Work required – Repeat the full listing below verbatim and keep the images out.

[Records from a data collection]
========================================

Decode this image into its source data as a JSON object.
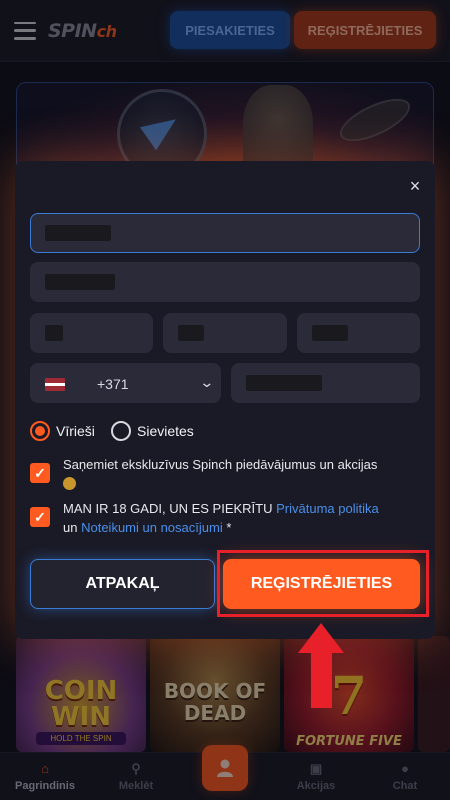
{
  "header": {
    "logo_main": "SPIN",
    "logo_accent": "ch",
    "login_label": "PIESAKIETIES",
    "register_label": "REĢISTRĒJIETIES"
  },
  "games": [
    {
      "title": "COIN WIN",
      "subtitle": "HOLD THE SPIN"
    },
    {
      "title": "BOOK OF DEAD"
    },
    {
      "title": "FORTUNE FIVE",
      "symbol": "7"
    }
  ],
  "bottom_nav": {
    "home": "Pagrindinis",
    "search": "Meklēt",
    "promos": "Akcijas",
    "chat": "Chat"
  },
  "modal": {
    "close_icon": "×",
    "phone_code": "+371",
    "country_flag": "latvia-flag",
    "gender": {
      "male": "Vīrieši",
      "female": "Sievietes",
      "selected": "male"
    },
    "offers_consent": {
      "checked": true,
      "text": "Saņemiet ekskluzīvus Spinch piedāvājumus un akcijas"
    },
    "terms_consent": {
      "checked": true,
      "prefix": "MAN IR 18 GADI, UN ES PIEKRĪTU",
      "privacy_link": "Privātuma politika",
      "joiner": "un",
      "terms_link": "Noteikumi un nosacījumi",
      "required_mark": "*"
    },
    "back_label": "ATPAKAĻ",
    "submit_label": "REĢISTRĒJIETIES"
  },
  "colors": {
    "accent": "#ff5a1f",
    "link": "#4a8fe8",
    "annotation": "#e8202a",
    "background": "#12121c"
  }
}
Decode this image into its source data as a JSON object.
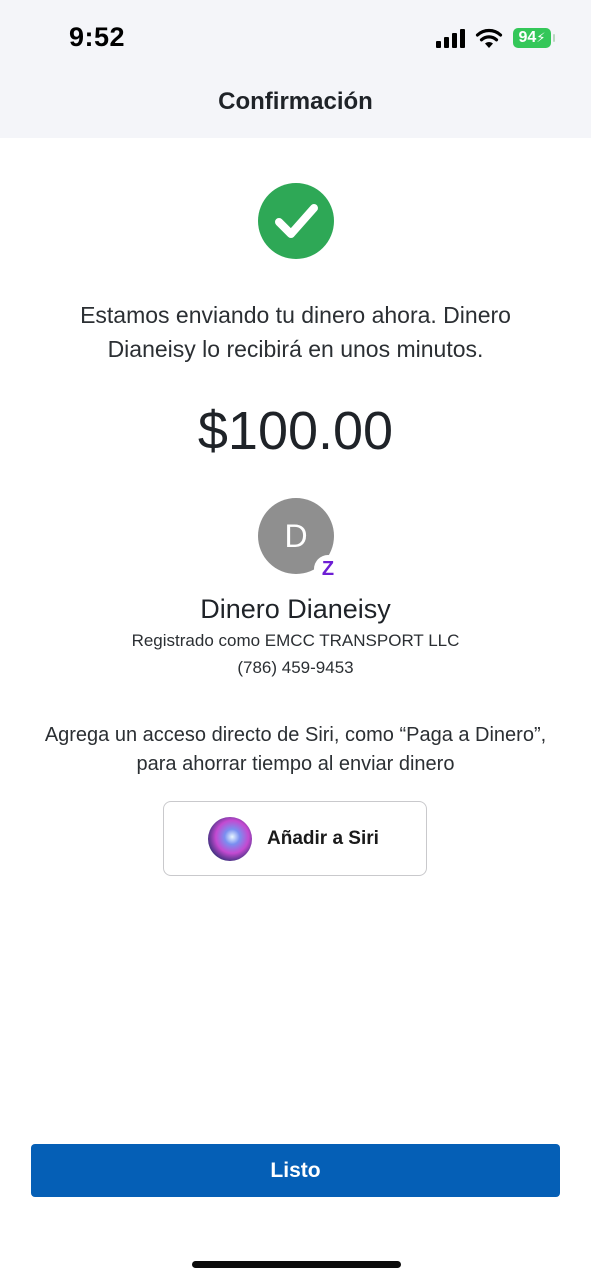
{
  "status_bar": {
    "time": "9:52",
    "battery": "94",
    "icons": [
      "signal-icon",
      "wifi-icon",
      "battery-charging-icon"
    ]
  },
  "header": {
    "title": "Confirmación"
  },
  "confirmation": {
    "icon": "checkmark-circle-icon",
    "message": "Estamos enviando tu dinero ahora. Dinero Dianeisy lo recibirá en unos minutos.",
    "amount": "$100.00"
  },
  "recipient": {
    "initial": "D",
    "badge_icon": "zelle-icon",
    "badge_glyph": "Z",
    "name": "Dinero Dianeisy",
    "registered_as": "Registrado como EMCC TRANSPORT LLC",
    "phone": "(786) 459-9453"
  },
  "siri": {
    "prompt": "Agrega un acceso directo de Siri, como “Paga a Dinero”, para ahorrar tiempo al enviar dinero",
    "button_label": "Añadir a Siri",
    "icon": "siri-icon"
  },
  "footer": {
    "done_label": "Listo"
  },
  "colors": {
    "success": "#2ea856",
    "primary": "#055fb6",
    "zelle": "#6d1ed4",
    "battery": "#34c759",
    "header_bg": "#f4f5f9"
  }
}
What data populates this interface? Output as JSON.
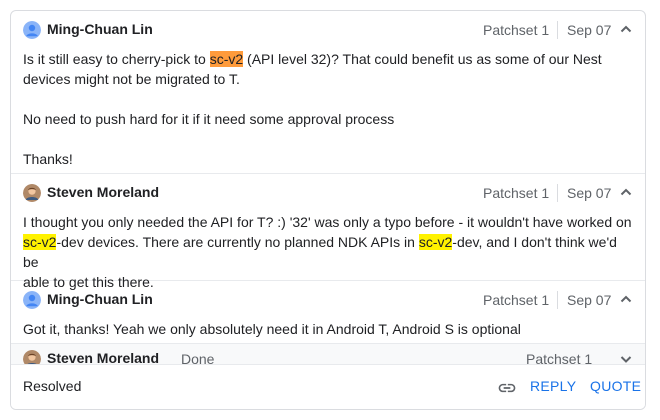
{
  "comments": [
    {
      "author": "Ming-Chuan Lin",
      "patchset": "Patchset 1",
      "date": "Sep 07",
      "avatar_icon": "person-avatar-icon",
      "toggle_icon": "chevron-up-icon",
      "text": {
        "l1_pre": "Is it still easy to cherry-pick to ",
        "l1_hl": "sc-v2",
        "l1_post": " (API level 32)? That could benefit us as some of our Nest",
        "l2": "devices might not be migrated to T.",
        "p2": "No need to push hard for it if it need some approval process",
        "p3": "Thanks!"
      }
    },
    {
      "author": "Steven Moreland",
      "patchset": "Patchset 1",
      "date": "Sep 07",
      "avatar_icon": "photo-avatar-icon",
      "toggle_icon": "chevron-up-icon",
      "text": {
        "l1": "I thought you only needed the API for T? :) '32' was only a typo before - it wouldn't have worked on",
        "l2_hl1": "sc-v2",
        "l2_mid": "-dev devices. There are currently no planned NDK APIs in ",
        "l2_hl2": "sc-v2",
        "l2_post": "-dev, and I don't think we'd be",
        "l3": "able to get this there."
      }
    },
    {
      "author": "Ming-Chuan Lin",
      "patchset": "Patchset 1",
      "date": "Sep 07",
      "avatar_icon": "person-avatar-icon",
      "toggle_icon": "chevron-up-icon",
      "text": "Got it, thanks! Yeah we only absolutely need it in Android T, Android S is optional"
    },
    {
      "author": "Steven Moreland",
      "status": "Done",
      "patchset": "Patchset 1",
      "avatar_icon": "photo-avatar-icon",
      "toggle_icon": "chevron-down-icon"
    }
  ],
  "footer": {
    "status": "Resolved",
    "link_icon": "link-icon",
    "reply_label": "REPLY",
    "quote_label": "QUOTE"
  },
  "colors": {
    "highlight_current": "#ff9b3b",
    "highlight_other": "#fff200",
    "accent": "#1a73e8"
  }
}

========================================

Task output –
Decode this image into its source data as a JSON object.
{
  "header": {
    "logo_main": "SPIN",
    "logo_accent": "ch",
    "login_label": "PIESAKIETIES",
    "register_label": "REĢISTRĒJIETIES"
  },
  "games": [
    {
      "title": "COIN WIN",
      "subtitle": "HOLD THE SPIN"
    },
    {
      "title": "BOOK OF DEAD"
    },
    {
      "title": "FORTUNE FIVE",
      "symbol": "7"
    }
  ],
  "bottom_nav": {
    "home": "Pagrindinis",
    "search": "Meklēt",
    "promos": "Akcijas",
    "chat": "Chat"
  },
  "modal": {
    "close_icon": "×",
    "phone_code": "+371",
    "country_flag": "latvia-flag",
    "gender": {
      "male": "Vīrieši",
      "female": "Sievietes",
      "selected": "male"
    },
    "offers_consent": {
      "checked": true,
      "text": "Saņemiet ekskluzīvus Spinch piedāvājumus un akcijas"
    },
    "terms_consent": {
      "checked": true,
      "prefix": "MAN IR 18 GADI, UN ES PIEKRĪTU",
      "privacy_link": "Privātuma politika",
      "joiner": "un",
      "terms_link": "Noteikumi un nosacījumi",
      "required_mark": "*"
    },
    "back_label": "ATPAKAĻ",
    "submit_label": "REĢISTRĒJIETIES"
  },
  "colors": {
    "accent": "#ff5a1f",
    "link": "#4a8fe8",
    "annotation": "#e8202a",
    "background": "#12121c"
  }
}
Decode this image into its source data as a JSON object.
{
  "status_bar": {
    "time": "9:52",
    "battery": "94",
    "icons": [
      "signal-icon",
      "wifi-icon",
      "battery-charging-icon"
    ]
  },
  "header": {
    "title": "Confirmación"
  },
  "confirmation": {
    "icon": "checkmark-circle-icon",
    "message": "Estamos enviando tu dinero ahora. Dinero Dianeisy lo recibirá en unos minutos.",
    "amount": "$100.00"
  },
  "recipient": {
    "initial": "D",
    "badge_icon": "zelle-icon",
    "badge_glyph": "Z",
    "name": "Dinero Dianeisy",
    "registered_as": "Registrado como EMCC TRANSPORT LLC",
    "phone": "(786) 459-9453"
  },
  "siri": {
    "prompt": "Agrega un acceso directo de Siri, como “Paga a Dinero”, para ahorrar tiempo al enviar dinero",
    "button_label": "Añadir a Siri",
    "icon": "siri-icon"
  },
  "footer": {
    "done_label": "Listo"
  },
  "colors": {
    "success": "#2ea856",
    "primary": "#055fb6",
    "zelle": "#6d1ed4",
    "battery": "#34c759",
    "header_bg": "#f4f5f9"
  }
}
What data populates this interface? Output as JSON.
{
  "comments": [
    {
      "author": "Ming-Chuan Lin",
      "patchset": "Patchset 1",
      "date": "Sep 07",
      "avatar_icon": "person-avatar-icon",
      "toggle_icon": "chevron-up-icon",
      "text": {
        "l1_pre": "Is it still easy to cherry-pick to ",
        "l1_hl": "sc-v2",
        "l1_post": " (API level 32)? That could benefit us as some of our Nest",
        "l2": "devices might not be migrated to T.",
        "p2": "No need to push hard for it if it need some approval process",
        "p3": "Thanks!"
      }
    },
    {
      "author": "Steven Moreland",
      "patchset": "Patchset 1",
      "date": "Sep 07",
      "avatar_icon": "photo-avatar-icon",
      "toggle_icon": "chevron-up-icon",
      "text": {
        "l1": "I thought you only needed the API for T? :) '32' was only a typo before - it wouldn't have worked on",
        "l2_hl1": "sc-v2",
        "l2_mid": "-dev devices. There are currently no planned NDK APIs in ",
        "l2_hl2": "sc-v2",
        "l2_post": "-dev, and I don't think we'd be",
        "l3": "able to get this there."
      }
    },
    {
      "author": "Ming-Chuan Lin",
      "patchset": "Patchset 1",
      "date": "Sep 07",
      "avatar_icon": "person-avatar-icon",
      "toggle_icon": "chevron-up-icon",
      "text": "Got it, thanks! Yeah we only absolutely need it in Android T, Android S is optional"
    },
    {
      "author": "Steven Moreland",
      "status": "Done",
      "patchset": "Patchset 1",
      "avatar_icon": "photo-avatar-icon",
      "toggle_icon": "chevron-down-icon"
    }
  ],
  "footer": {
    "status": "Resolved",
    "link_icon": "link-icon",
    "reply_label": "REPLY",
    "quote_label": "QUOTE"
  },
  "colors": {
    "highlight_current": "#ff9b3b",
    "highlight_other": "#fff200",
    "accent": "#1a73e8"
  }
}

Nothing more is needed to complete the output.